[Stored items]
* * * * * * * * *

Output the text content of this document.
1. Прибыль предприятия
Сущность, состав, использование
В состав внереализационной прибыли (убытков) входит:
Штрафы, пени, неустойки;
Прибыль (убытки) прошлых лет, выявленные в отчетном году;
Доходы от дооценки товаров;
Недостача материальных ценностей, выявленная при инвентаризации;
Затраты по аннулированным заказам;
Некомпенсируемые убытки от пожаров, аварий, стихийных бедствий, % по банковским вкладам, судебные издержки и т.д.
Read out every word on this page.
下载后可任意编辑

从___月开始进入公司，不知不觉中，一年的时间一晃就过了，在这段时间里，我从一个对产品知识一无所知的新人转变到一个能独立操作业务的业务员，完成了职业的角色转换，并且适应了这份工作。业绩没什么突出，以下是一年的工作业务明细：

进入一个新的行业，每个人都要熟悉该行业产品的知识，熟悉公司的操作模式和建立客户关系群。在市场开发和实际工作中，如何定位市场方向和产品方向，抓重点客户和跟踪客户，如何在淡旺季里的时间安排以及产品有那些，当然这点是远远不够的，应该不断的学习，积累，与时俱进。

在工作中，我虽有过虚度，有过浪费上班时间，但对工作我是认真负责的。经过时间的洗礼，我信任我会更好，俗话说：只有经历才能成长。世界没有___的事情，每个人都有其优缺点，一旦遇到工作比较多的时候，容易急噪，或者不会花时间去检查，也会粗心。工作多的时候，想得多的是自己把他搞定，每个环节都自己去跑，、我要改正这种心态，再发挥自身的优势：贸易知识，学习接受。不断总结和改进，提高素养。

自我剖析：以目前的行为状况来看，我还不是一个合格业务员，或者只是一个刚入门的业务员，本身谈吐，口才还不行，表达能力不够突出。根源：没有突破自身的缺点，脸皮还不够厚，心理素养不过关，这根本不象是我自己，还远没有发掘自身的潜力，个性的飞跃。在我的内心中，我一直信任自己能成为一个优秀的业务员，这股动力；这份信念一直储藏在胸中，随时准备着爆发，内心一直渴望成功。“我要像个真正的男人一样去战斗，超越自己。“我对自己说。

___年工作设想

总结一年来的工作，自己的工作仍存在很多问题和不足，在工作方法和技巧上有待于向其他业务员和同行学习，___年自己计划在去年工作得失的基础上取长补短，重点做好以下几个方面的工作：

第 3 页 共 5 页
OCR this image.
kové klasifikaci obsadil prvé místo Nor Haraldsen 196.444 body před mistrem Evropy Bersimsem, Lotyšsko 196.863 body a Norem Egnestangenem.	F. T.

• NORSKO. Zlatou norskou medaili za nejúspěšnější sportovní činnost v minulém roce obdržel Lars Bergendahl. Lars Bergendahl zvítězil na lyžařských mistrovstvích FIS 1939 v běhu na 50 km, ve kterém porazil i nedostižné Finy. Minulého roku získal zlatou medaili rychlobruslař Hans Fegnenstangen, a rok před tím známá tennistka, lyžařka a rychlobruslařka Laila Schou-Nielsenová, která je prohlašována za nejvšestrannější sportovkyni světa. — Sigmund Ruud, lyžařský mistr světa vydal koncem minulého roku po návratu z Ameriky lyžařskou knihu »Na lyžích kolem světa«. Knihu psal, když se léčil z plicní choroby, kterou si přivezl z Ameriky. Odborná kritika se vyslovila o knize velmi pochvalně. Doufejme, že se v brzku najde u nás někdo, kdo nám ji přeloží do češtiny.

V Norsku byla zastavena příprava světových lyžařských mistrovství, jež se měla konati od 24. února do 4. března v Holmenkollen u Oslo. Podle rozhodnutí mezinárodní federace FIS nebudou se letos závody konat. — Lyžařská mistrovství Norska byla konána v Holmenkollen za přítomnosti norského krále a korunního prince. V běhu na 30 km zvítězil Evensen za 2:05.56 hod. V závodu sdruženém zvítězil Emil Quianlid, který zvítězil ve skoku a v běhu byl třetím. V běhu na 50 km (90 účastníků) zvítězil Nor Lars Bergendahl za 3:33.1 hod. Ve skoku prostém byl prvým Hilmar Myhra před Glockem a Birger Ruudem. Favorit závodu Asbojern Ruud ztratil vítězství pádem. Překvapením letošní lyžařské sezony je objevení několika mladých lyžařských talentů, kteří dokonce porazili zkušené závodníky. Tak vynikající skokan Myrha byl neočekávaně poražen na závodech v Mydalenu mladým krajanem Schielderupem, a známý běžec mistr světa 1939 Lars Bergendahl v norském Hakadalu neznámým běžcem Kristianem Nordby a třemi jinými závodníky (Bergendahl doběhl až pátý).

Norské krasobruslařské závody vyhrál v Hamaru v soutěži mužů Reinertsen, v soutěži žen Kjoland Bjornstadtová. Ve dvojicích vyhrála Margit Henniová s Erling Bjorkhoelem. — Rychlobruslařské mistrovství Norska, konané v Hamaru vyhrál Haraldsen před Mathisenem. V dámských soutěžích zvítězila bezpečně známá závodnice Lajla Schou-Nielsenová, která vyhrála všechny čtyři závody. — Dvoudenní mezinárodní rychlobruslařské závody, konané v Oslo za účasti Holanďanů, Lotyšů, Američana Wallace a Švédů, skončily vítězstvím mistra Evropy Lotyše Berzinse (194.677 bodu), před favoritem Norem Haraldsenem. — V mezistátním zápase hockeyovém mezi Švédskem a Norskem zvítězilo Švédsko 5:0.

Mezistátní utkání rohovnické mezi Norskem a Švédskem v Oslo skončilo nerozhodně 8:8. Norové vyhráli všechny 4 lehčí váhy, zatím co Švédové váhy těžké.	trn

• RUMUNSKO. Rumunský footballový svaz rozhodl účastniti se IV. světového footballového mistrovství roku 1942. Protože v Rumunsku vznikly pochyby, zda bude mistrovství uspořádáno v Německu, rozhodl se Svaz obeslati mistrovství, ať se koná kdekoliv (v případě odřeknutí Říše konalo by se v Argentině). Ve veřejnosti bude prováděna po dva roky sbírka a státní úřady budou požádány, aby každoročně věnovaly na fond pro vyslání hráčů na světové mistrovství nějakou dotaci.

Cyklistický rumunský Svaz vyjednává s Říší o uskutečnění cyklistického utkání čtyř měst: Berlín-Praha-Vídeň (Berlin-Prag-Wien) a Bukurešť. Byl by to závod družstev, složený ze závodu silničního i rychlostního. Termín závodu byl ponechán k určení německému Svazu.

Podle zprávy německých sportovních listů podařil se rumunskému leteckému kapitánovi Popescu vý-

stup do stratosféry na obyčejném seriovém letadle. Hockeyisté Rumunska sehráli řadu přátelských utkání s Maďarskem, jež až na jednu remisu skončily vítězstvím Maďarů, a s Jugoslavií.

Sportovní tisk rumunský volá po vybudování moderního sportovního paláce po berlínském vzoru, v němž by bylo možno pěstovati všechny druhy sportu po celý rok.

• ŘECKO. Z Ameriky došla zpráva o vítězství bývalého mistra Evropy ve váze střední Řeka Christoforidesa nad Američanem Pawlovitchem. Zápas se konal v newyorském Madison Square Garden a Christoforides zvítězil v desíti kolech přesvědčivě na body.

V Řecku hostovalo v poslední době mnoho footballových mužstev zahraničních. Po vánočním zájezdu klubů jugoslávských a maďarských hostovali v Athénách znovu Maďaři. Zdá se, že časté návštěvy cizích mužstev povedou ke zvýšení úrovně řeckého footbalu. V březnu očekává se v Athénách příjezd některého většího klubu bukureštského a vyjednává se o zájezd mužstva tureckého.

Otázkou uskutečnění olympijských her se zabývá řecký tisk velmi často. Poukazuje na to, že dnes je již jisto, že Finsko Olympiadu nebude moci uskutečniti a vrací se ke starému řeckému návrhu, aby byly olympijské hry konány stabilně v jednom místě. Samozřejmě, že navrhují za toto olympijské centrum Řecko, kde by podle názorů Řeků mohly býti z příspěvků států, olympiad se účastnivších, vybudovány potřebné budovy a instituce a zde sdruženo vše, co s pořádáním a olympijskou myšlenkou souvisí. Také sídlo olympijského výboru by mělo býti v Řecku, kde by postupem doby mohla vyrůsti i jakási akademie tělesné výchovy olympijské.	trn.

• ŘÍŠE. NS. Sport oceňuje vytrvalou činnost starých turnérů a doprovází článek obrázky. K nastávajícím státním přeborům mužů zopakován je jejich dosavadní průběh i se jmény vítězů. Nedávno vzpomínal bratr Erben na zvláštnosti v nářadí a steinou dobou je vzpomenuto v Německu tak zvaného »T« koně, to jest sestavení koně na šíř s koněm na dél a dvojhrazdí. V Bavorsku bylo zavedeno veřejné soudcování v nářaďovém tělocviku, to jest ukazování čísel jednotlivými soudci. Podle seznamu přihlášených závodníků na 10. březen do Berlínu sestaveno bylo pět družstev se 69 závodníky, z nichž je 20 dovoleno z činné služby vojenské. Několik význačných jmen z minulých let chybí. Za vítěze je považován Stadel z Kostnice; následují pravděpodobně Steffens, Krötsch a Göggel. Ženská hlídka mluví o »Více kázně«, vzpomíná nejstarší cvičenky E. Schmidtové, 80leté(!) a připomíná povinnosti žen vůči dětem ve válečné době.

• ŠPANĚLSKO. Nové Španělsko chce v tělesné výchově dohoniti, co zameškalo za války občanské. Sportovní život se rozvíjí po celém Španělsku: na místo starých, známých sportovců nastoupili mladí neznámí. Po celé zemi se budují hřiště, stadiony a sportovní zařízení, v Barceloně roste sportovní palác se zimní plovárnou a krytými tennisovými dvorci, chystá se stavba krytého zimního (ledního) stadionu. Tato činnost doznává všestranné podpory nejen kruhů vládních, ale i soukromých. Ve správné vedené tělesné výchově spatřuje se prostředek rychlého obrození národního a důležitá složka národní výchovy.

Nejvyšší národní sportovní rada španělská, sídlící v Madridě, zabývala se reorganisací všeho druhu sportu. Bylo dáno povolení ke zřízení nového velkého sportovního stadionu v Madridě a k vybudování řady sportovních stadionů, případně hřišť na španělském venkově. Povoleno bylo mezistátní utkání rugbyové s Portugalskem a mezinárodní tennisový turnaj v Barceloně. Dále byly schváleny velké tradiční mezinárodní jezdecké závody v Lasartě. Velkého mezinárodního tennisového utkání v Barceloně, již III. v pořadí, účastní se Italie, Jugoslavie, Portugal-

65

* * * * * * * * *

◆ **DIRECTION**: Copy out each line of the entries that holds "Прибыль".

◆ **SOLUTION TO THIS EXERCISE**:
1. Прибыль предприятия
Прибыль (убытки) прошлых лет, выявленные в отчетном году;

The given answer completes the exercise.